=== SOURCE DATA ===
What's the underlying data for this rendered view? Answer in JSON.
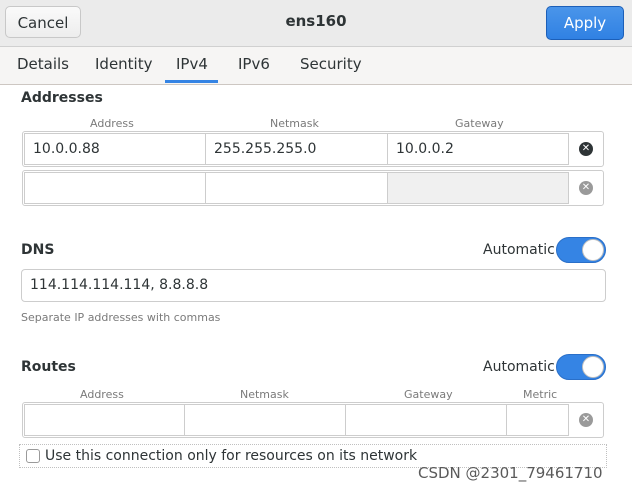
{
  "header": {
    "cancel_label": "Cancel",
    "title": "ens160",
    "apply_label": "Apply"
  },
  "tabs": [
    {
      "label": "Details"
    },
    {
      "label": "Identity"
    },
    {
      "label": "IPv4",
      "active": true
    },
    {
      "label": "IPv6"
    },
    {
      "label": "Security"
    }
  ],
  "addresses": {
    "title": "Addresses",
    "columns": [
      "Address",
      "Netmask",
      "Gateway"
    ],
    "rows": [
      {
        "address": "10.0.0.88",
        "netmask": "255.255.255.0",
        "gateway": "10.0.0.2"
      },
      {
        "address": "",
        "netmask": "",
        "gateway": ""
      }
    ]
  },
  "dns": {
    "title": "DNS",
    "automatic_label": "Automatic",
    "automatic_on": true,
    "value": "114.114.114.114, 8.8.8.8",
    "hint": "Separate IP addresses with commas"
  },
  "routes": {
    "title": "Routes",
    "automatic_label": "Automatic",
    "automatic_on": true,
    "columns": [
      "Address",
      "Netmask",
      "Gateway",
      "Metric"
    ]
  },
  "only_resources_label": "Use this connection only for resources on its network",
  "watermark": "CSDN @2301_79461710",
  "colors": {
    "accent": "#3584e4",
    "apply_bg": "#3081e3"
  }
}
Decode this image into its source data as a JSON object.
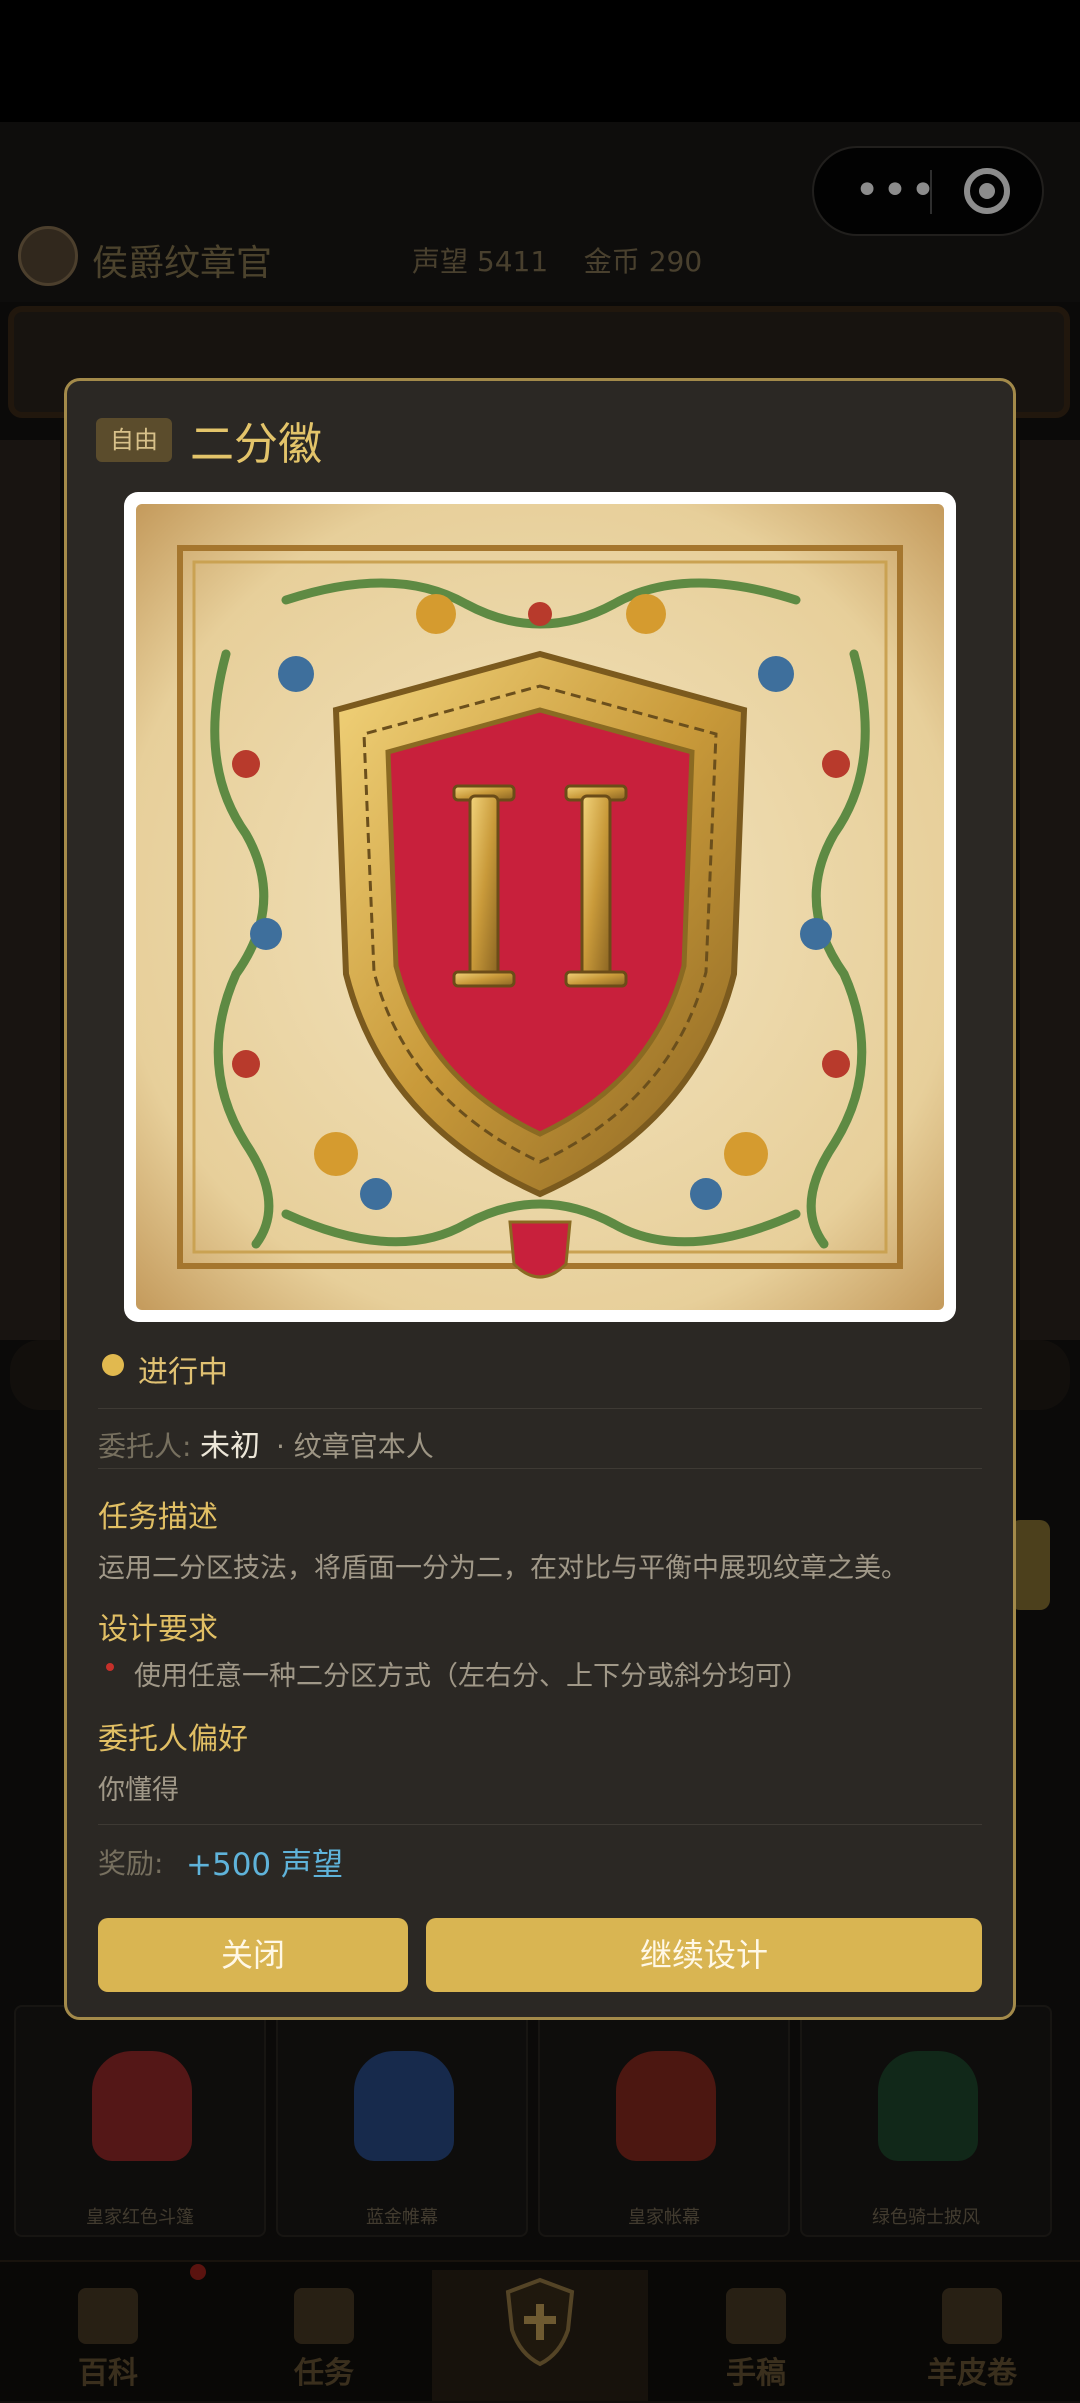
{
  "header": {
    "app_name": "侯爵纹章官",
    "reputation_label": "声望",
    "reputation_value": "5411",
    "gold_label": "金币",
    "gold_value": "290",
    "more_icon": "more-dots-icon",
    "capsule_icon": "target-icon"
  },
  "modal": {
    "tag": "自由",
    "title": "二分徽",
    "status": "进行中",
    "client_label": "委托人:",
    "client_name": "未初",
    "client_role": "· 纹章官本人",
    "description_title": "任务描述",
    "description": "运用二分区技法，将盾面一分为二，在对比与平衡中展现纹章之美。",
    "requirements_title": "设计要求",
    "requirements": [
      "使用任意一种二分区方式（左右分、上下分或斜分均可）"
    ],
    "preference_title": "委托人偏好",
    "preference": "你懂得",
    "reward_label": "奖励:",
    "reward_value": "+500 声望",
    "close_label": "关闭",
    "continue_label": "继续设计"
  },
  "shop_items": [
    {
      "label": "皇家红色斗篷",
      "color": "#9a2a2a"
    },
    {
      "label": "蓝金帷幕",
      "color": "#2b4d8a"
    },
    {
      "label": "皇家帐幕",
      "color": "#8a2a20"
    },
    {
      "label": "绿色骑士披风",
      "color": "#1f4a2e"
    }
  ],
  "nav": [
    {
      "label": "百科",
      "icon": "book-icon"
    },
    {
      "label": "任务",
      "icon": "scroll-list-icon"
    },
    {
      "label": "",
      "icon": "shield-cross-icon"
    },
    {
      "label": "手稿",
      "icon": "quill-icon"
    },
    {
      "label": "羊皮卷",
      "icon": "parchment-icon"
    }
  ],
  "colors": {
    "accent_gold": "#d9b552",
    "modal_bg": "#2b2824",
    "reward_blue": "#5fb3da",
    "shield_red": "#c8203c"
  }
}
===
=== SOURCE DATA ===
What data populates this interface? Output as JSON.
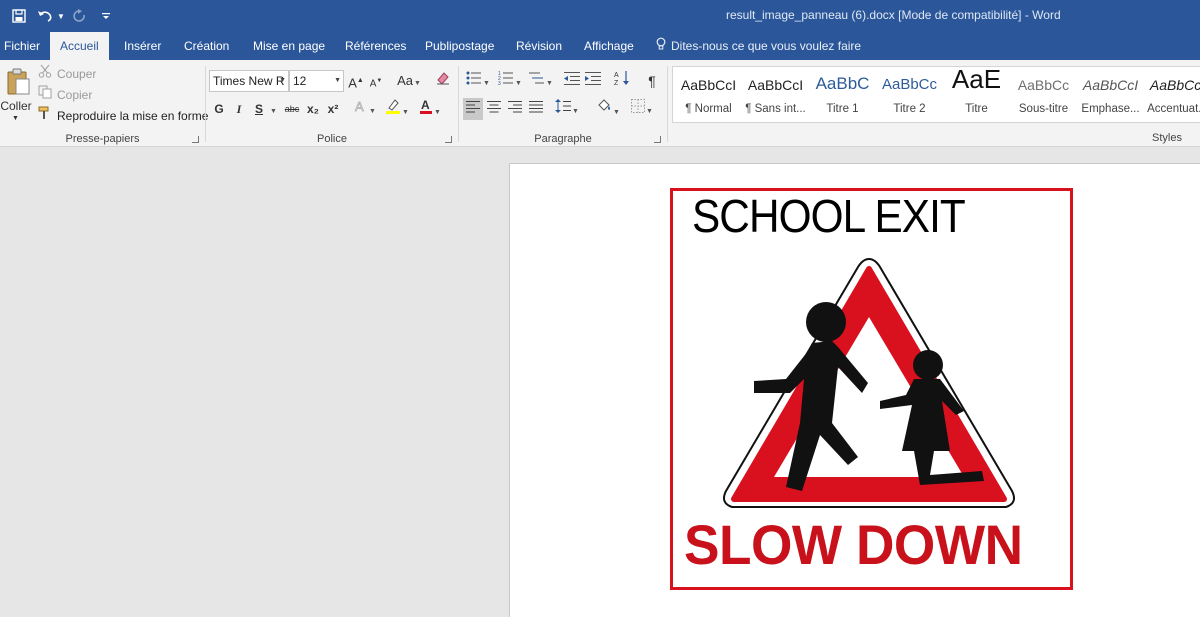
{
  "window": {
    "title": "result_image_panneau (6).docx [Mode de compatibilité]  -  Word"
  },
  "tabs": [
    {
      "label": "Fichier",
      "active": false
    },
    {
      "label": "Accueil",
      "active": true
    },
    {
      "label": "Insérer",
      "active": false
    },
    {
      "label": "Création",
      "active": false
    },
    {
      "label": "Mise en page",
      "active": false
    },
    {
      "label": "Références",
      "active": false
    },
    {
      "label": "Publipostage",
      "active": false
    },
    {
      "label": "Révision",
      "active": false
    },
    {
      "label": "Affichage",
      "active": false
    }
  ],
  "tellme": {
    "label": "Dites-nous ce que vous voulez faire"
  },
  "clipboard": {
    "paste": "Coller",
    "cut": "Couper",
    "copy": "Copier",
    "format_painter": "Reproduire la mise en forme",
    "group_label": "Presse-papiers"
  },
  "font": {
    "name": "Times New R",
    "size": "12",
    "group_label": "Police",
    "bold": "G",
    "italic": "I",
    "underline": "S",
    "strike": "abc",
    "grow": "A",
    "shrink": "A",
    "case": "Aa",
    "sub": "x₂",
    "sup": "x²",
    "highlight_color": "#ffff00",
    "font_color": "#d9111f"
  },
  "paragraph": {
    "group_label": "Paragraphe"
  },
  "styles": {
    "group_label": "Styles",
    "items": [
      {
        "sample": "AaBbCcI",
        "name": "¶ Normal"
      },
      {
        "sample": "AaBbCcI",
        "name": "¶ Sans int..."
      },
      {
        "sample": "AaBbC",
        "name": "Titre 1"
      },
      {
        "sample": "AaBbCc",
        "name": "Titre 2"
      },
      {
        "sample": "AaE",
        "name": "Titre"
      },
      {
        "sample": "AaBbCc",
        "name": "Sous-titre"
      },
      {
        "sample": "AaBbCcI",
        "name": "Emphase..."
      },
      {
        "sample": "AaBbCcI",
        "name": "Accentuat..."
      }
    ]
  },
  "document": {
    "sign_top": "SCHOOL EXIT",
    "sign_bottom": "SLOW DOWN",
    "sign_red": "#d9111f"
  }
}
===
=== SOURCE DATA ===
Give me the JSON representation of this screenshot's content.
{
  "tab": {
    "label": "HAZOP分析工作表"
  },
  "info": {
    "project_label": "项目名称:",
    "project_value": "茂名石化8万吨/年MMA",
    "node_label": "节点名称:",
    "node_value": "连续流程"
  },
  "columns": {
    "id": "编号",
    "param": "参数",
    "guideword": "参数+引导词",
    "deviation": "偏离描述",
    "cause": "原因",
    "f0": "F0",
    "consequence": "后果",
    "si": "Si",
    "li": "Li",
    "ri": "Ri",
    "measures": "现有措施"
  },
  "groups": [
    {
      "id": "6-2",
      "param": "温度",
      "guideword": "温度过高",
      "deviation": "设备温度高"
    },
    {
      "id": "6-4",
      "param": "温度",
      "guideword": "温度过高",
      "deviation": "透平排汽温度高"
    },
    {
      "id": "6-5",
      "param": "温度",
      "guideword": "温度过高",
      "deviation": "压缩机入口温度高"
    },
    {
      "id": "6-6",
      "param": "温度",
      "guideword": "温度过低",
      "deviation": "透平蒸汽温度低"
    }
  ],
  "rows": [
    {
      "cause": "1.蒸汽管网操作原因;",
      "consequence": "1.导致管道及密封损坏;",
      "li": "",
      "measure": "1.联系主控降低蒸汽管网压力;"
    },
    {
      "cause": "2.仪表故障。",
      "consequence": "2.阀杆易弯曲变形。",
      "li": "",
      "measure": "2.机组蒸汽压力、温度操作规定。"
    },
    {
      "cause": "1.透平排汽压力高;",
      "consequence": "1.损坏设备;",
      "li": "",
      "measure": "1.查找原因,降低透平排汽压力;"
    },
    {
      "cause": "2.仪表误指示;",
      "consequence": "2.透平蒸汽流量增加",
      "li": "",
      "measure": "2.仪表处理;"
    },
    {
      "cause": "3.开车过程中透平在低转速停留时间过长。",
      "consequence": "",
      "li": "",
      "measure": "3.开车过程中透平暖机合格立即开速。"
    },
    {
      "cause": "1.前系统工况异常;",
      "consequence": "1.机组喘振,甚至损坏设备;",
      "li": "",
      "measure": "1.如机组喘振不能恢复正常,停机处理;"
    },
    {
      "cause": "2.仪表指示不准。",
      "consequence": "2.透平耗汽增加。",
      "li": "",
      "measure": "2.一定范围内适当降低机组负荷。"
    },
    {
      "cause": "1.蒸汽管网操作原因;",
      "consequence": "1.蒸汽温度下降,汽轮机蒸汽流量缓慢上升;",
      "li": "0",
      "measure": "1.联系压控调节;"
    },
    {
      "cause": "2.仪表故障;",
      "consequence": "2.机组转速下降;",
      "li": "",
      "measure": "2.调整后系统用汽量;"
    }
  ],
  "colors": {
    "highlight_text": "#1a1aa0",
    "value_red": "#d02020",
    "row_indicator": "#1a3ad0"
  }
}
===
## TO DO
Locate each line containing the string "What" and show it.

## SOLUTION
What's the underlying data for this rendered view? Answer in JSON.
What data populates this interface? Output as JSON.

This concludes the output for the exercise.